--- Instructions for the task ---
Repeat the listing below in full, exactly as it stands.

··· Excerpted records

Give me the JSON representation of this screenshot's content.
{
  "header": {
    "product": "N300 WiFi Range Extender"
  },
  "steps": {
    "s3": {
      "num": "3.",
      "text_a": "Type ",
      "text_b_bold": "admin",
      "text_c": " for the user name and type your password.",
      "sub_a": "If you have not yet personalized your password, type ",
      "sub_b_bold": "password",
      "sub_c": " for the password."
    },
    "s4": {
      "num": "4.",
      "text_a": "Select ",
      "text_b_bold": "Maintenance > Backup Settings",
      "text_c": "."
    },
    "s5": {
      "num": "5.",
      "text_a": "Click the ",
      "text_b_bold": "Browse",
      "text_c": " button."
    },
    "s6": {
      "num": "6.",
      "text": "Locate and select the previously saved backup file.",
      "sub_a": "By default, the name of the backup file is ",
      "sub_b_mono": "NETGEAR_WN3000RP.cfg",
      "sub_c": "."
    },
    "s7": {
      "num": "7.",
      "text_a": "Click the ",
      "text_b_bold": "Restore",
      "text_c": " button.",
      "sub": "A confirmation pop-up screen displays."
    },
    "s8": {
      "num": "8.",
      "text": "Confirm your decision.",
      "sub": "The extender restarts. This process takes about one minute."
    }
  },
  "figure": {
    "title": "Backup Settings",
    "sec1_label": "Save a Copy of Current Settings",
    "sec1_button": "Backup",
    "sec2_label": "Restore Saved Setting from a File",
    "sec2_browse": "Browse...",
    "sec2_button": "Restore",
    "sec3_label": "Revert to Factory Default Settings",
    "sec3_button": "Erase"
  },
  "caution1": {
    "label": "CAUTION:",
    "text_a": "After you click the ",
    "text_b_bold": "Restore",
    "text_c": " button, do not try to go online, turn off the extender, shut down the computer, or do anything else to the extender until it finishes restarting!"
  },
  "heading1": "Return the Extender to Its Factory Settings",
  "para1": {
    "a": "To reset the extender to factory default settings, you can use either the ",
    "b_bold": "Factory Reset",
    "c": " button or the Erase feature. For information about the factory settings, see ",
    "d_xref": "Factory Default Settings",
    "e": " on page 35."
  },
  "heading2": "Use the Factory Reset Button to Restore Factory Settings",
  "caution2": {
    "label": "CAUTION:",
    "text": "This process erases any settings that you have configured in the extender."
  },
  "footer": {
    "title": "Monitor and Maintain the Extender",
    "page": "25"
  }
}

······

--- Exercise output ---
Give me the JSON representation of this screenshot's content.
{
  "header": {
    "product": "N300 WiFi Range Extender"
  },
  "steps": {
    "s3": {
      "num": "3.",
      "text_a": "Type ",
      "text_b_bold": "admin",
      "text_c": " for the user name and type your password.",
      "sub_a": "If you have not yet personalized your password, type ",
      "sub_b_bold": "password",
      "sub_c": " for the password."
    },
    "s4": {
      "num": "4.",
      "text_a": "Select ",
      "text_b_bold": "Maintenance > Backup Settings",
      "text_c": "."
    },
    "s5": {
      "num": "5.",
      "text_a": "Click the ",
      "text_b_bold": "Browse",
      "text_c": " button."
    },
    "s6": {
      "num": "6.",
      "text": "Locate and select the previously saved backup file.",
      "sub_a": "By default, the name of the backup file is ",
      "sub_b_mono": "NETGEAR_WN3000RP.cfg",
      "sub_c": "."
    },
    "s7": {
      "num": "7.",
      "text_a": "Click the ",
      "text_b_bold": "Restore",
      "text_c": " button.",
      "sub": "A confirmation pop-up screen displays."
    },
    "s8": {
      "num": "8.",
      "text": "Confirm your decision.",
      "sub": "The extender restarts. This process takes about one minute."
    }
  },
  "figure": {
    "title": "Backup Settings",
    "sec1_label": "Save a Copy of Current Settings",
    "sec1_button": "Backup",
    "sec2_label": "Restore Saved Setting from a File",
    "sec2_browse": "Browse...",
    "sec2_button": "Restore",
    "sec3_label": "Revert to Factory Default Settings",
    "sec3_button": "Erase"
  },
  "caution1": {
    "label": "CAUTION:",
    "text_a": "After you click the ",
    "text_b_bold": "Restore",
    "text_c": " button, do not try to go online, turn off the extender, shut down the computer, or do anything else to the extender until it finishes restarting!"
  },
  "heading1": "Return the Extender to Its Factory Settings",
  "para1": {
    "a": "To reset the extender to factory default settings, you can use either the ",
    "b_bold": "Factory Reset",
    "c": " button or the Erase feature. For information about the factory settings, see ",
    "d_xref": "Factory Default Settings",
    "e": " on page 35."
  },
  "heading2": "Use the Factory Reset Button to Restore Factory Settings",
  "caution2": {
    "label": "CAUTION:",
    "text": "This process erases any settings that you have configured in the extender."
  },
  "footer": {
    "title": "Monitor and Maintain the Extender",
    "page": "25"
  }
}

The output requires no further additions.